→ **TASK PROMPT**: Your job is to restate each entry word for word.

→ **TASK DATA**:
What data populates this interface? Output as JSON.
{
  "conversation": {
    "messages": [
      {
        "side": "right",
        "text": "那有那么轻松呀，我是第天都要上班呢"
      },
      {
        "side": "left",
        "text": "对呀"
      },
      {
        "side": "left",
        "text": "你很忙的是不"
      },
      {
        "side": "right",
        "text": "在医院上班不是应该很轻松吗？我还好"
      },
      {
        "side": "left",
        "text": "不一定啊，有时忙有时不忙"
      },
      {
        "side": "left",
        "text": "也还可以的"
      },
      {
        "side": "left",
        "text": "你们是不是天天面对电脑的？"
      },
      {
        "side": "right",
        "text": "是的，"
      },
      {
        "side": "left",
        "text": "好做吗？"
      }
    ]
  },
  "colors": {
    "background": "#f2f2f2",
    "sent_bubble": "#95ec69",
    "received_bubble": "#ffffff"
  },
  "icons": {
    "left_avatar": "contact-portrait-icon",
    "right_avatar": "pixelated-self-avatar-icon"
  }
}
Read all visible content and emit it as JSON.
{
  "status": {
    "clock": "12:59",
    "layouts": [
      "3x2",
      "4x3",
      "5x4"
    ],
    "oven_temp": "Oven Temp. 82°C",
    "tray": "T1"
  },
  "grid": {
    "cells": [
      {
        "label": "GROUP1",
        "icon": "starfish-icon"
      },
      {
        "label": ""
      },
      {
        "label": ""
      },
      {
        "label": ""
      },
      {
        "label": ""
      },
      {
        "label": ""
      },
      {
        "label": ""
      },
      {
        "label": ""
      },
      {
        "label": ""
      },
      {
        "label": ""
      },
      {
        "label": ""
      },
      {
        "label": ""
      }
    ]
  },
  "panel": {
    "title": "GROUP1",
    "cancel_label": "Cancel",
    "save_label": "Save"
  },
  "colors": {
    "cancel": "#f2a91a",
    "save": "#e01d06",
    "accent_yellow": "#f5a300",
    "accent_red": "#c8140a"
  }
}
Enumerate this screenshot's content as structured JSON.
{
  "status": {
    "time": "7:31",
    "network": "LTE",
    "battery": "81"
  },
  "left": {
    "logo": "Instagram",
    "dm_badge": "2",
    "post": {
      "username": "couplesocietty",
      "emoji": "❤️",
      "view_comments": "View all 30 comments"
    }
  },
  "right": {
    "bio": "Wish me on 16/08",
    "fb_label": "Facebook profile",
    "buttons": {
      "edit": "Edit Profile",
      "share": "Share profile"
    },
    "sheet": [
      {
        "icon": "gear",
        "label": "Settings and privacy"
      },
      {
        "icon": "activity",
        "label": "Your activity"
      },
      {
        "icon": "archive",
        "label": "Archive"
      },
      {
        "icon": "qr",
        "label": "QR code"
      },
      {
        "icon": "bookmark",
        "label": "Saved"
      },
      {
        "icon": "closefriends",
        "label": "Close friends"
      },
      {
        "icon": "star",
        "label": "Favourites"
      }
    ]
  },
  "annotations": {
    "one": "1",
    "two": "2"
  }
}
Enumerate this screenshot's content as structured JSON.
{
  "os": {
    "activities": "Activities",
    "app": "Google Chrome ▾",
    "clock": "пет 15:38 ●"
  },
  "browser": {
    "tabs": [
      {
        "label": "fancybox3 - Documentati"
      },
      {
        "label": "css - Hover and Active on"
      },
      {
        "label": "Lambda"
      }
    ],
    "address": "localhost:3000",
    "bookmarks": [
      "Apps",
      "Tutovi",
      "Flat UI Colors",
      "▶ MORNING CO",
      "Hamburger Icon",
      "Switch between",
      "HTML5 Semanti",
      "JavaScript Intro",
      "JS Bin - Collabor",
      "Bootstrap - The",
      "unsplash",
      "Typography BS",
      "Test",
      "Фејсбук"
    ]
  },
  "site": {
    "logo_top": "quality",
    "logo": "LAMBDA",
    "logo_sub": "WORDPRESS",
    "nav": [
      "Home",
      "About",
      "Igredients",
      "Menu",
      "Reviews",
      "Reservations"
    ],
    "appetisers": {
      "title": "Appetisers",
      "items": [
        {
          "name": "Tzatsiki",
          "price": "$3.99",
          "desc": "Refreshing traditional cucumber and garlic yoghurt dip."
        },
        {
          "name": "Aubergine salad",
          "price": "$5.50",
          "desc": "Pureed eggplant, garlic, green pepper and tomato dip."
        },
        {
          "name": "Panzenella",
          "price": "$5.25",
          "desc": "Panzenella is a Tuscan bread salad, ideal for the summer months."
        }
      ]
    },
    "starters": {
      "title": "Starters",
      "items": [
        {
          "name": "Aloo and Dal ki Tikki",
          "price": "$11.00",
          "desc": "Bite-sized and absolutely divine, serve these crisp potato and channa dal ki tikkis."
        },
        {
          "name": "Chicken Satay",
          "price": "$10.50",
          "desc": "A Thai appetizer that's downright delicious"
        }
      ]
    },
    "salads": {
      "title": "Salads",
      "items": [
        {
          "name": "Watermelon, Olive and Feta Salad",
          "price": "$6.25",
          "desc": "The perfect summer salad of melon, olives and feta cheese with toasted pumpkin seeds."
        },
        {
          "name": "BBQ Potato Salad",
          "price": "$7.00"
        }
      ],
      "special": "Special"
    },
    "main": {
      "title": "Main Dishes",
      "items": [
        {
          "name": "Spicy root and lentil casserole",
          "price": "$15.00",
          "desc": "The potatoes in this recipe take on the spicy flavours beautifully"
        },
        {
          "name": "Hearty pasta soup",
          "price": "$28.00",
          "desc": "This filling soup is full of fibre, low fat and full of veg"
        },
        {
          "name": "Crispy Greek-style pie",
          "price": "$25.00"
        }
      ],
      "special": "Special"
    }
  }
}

→ **OUTPUT FOR THIS TASK**:
What data populates this interface? Output as JSON.
{
  "conversation": {
    "messages": [
      {
        "side": "right",
        "text": "那有那么轻松呀，我是第天都要上班呢"
      },
      {
        "side": "left",
        "text": "对呀"
      },
      {
        "side": "left",
        "text": "你很忙的是不"
      },
      {
        "side": "right",
        "text": "在医院上班不是应该很轻松吗？我还好"
      },
      {
        "side": "left",
        "text": "不一定啊，有时忙有时不忙"
      },
      {
        "side": "left",
        "text": "也还可以的"
      },
      {
        "side": "left",
        "text": "你们是不是天天面对电脑的？"
      },
      {
        "side": "right",
        "text": "是的，"
      },
      {
        "side": "left",
        "text": "好做吗？"
      }
    ]
  },
  "colors": {
    "background": "#f2f2f2",
    "sent_bubble": "#95ec69",
    "received_bubble": "#ffffff"
  },
  "icons": {
    "left_avatar": "contact-portrait-icon",
    "right_avatar": "pixelated-self-avatar-icon"
  }
}
Read all visible content and emit it as JSON.
{
  "status": {
    "clock": "12:59",
    "layouts": [
      "3x2",
      "4x3",
      "5x4"
    ],
    "oven_temp": "Oven Temp. 82°C",
    "tray": "T1"
  },
  "grid": {
    "cells": [
      {
        "label": "GROUP1",
        "icon": "starfish-icon"
      },
      {
        "label": ""
      },
      {
        "label": ""
      },
      {
        "label": ""
      },
      {
        "label": ""
      },
      {
        "label": ""
      },
      {
        "label": ""
      },
      {
        "label": ""
      },
      {
        "label": ""
      },
      {
        "label": ""
      },
      {
        "label": ""
      },
      {
        "label": ""
      }
    ]
  },
  "panel": {
    "title": "GROUP1",
    "cancel_label": "Cancel",
    "save_label": "Save"
  },
  "colors": {
    "cancel": "#f2a91a",
    "save": "#e01d06",
    "accent_yellow": "#f5a300",
    "accent_red": "#c8140a"
  }
}
Enumerate this screenshot's content as structured JSON.
{
  "status": {
    "time": "7:31",
    "network": "LTE",
    "battery": "81"
  },
  "left": {
    "logo": "Instagram",
    "dm_badge": "2",
    "post": {
      "username": "couplesocietty",
      "emoji": "❤️",
      "view_comments": "View all 30 comments"
    }
  },
  "right": {
    "bio": "Wish me on 16/08",
    "fb_label": "Facebook profile",
    "buttons": {
      "edit": "Edit Profile",
      "share": "Share profile"
    },
    "sheet": [
      {
        "icon": "gear",
        "label": "Settings and privacy"
      },
      {
        "icon": "activity",
        "label": "Your activity"
      },
      {
        "icon": "archive",
        "label": "Archive"
      },
      {
        "icon": "qr",
        "label": "QR code"
      },
      {
        "icon": "bookmark",
        "label": "Saved"
      },
      {
        "icon": "closefriends",
        "label": "Close friends"
      },
      {
        "icon": "star",
        "label": "Favourites"
      }
    ]
  },
  "annotations": {
    "one": "1",
    "two": "2"
  }
}
Enumerate this screenshot's content as structured JSON.
{
  "os": {
    "activities": "Activities",
    "app": "Google Chrome ▾",
    "clock": "пет 15:38 ●"
  },
  "browser": {
    "tabs": [
      {
        "label": "fancybox3 - Documentati"
      },
      {
        "label": "css - Hover and Active on"
      },
      {
        "label": "Lambda"
      }
    ],
    "address": "localhost:3000",
    "bookmarks": [
      "Apps",
      "Tutovi",
      "Flat UI Colors",
      "▶ MORNING CO",
      "Hamburger Icon",
      "Switch between",
      "HTML5 Semanti",
      "JavaScript Intro",
      "JS Bin - Collabor",
      "Bootstrap - The",
      "unsplash",
      "Typography BS",
      "Test",
      "Фејсбук"
    ]
  },
  "site": {
    "logo_top": "quality",
    "logo": "LAMBDA",
    "logo_sub": "WORDPRESS",
    "nav": [
      "Home",
      "About",
      "Igredients",
      "Menu",
      "Reviews",
      "Reservations"
    ],
    "appetisers": {
      "title": "Appetisers",
      "items": [
        {
          "name": "Tzatsiki",
          "price": "$3.99",
          "desc": "Refreshing traditional cucumber and garlic yoghurt dip."
        },
        {
          "name": "Aubergine salad",
          "price": "$5.50",
          "desc": "Pureed eggplant, garlic, green pepper and tomato dip."
        },
        {
          "name": "Panzenella",
          "price": "$5.25",
          "desc": "Panzenella is a Tuscan bread salad, ideal for the summer months."
        }
      ]
    },
    "starters": {
      "title": "Starters",
      "items": [
        {
          "name": "Aloo and Dal ki Tikki",
          "price": "$11.00",
          "desc": "Bite-sized and absolutely divine, serve these crisp potato and channa dal ki tikkis."
        },
        {
          "name": "Chicken Satay",
          "price": "$10.50",
          "desc": "A Thai appetizer that's downright delicious"
        }
      ]
    },
    "salads": {
      "title": "Salads",
      "items": [
        {
          "name": "Watermelon, Olive and Feta Salad",
          "price": "$6.25",
          "desc": "The perfect summer salad of melon, olives and feta cheese with toasted pumpkin seeds."
        },
        {
          "name": "BBQ Potato Salad",
          "price": "$7.00"
        }
      ],
      "special": "Special"
    },
    "main": {
      "title": "Main Dishes",
      "items": [
        {
          "name": "Spicy root and lentil casserole",
          "price": "$15.00",
          "desc": "The potatoes in this recipe take on the spicy flavours beautifully"
        },
        {
          "name": "Hearty pasta soup",
          "price": "$28.00",
          "desc": "This filling soup is full of fibre, low fat and full of veg"
        },
        {
          "name": "Crispy Greek-style pie",
          "price": "$25.00"
        }
      ],
      "special": "Special"
    }
  }
}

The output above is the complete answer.